## Goal
Every line from the line containing "Give me a plain-text" through the final line below is to be repeated exactly; no other line is.

## Provided records
-----
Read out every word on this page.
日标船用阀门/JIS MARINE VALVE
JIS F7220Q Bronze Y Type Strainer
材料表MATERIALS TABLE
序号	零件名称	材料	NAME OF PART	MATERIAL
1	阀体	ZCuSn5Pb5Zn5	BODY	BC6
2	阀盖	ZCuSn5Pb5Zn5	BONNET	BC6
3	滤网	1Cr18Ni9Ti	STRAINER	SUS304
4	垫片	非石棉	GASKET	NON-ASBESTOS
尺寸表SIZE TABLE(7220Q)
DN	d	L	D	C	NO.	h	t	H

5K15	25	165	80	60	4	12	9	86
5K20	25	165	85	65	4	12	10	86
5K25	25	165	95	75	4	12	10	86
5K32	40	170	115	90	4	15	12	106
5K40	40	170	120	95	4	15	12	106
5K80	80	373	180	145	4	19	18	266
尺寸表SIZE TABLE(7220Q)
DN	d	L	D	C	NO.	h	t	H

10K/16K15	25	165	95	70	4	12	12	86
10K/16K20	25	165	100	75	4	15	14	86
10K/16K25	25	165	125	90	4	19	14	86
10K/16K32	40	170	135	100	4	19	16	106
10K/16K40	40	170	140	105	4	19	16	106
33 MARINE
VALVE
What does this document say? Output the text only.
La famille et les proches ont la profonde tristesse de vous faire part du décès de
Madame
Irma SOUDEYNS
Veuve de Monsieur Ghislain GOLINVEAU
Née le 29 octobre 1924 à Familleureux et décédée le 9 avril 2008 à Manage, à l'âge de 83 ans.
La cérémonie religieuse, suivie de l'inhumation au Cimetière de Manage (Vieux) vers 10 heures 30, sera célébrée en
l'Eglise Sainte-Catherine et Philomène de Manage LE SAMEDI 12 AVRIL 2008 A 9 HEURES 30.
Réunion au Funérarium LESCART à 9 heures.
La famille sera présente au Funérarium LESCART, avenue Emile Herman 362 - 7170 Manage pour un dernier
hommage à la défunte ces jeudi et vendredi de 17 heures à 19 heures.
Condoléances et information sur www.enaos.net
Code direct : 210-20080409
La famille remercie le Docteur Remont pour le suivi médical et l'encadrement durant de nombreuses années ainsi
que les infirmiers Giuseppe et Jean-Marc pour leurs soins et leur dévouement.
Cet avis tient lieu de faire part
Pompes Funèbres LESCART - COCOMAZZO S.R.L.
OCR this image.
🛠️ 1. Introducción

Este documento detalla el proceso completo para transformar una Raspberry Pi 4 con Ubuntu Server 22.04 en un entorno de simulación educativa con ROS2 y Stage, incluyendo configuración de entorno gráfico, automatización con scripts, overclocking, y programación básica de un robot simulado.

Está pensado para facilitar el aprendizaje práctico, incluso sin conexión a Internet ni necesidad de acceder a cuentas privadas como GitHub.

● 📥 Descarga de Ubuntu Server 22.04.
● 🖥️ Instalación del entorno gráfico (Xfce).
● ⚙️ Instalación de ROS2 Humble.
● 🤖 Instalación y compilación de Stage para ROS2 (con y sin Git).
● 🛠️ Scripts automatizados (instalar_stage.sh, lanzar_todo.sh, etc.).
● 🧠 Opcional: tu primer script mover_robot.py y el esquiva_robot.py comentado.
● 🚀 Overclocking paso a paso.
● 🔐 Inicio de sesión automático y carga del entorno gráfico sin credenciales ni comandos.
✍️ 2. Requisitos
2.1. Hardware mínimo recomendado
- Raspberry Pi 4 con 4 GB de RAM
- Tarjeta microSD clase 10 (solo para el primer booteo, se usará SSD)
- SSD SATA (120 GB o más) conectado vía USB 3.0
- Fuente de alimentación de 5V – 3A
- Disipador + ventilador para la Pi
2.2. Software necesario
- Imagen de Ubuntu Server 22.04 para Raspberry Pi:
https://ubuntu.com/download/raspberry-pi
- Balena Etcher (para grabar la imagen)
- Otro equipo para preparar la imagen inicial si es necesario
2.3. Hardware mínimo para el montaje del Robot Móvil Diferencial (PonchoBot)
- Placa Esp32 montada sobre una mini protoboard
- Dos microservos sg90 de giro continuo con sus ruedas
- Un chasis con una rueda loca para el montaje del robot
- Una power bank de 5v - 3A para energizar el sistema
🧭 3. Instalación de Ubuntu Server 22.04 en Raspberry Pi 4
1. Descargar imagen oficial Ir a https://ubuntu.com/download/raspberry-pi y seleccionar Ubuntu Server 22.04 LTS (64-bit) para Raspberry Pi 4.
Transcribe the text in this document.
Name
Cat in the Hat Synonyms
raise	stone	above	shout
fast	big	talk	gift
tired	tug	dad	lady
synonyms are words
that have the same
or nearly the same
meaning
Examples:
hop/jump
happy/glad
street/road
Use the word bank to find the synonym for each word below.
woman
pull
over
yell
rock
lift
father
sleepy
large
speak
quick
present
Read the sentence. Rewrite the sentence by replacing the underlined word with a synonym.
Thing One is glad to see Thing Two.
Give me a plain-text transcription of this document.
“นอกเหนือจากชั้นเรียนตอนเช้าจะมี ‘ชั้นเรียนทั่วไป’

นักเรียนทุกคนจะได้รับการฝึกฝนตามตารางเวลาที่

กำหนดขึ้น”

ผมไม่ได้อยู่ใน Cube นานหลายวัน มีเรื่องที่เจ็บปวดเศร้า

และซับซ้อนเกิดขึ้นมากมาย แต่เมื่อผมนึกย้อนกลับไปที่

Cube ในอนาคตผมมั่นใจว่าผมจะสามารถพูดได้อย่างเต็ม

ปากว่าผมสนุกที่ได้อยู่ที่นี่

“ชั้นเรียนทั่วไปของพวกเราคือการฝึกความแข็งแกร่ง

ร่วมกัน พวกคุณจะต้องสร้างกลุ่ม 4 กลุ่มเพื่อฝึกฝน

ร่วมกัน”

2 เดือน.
-----
## Reply
Give me a plain-text transcription of this document.
“นอกเหนือจากชั้นเรียนตอนเช้าจะมี ‘ชั้นเรียนทั่วไป’

นักเรียนทุกคนจะได้รับการฝึกฝนตามตารางเวลาที่

กำหนดขึ้น”

ผมไม่ได้อยู่ใน Cube นานหลายวัน มีเรื่องที่เจ็บปวดเศร้า

และซับซ้อนเกิดขึ้นมากมาย แต่เมื่อผมนึกย้อนกลับไปที่

Cube ในอนาคตผมมั่นใจว่าผมจะสามารถพูดได้อย่างเต็ม

ปากว่าผมสนุกที่ได้อยู่ที่นี่

“ชั้นเรียนทั่วไปของพวกเราคือการฝึกความแข็งแกร่ง

ร่วมกัน พวกคุณจะต้องสร้างกลุ่ม 4 กลุ่มเพื่อฝึกฝน

ร่วมกัน”

2 เดือน.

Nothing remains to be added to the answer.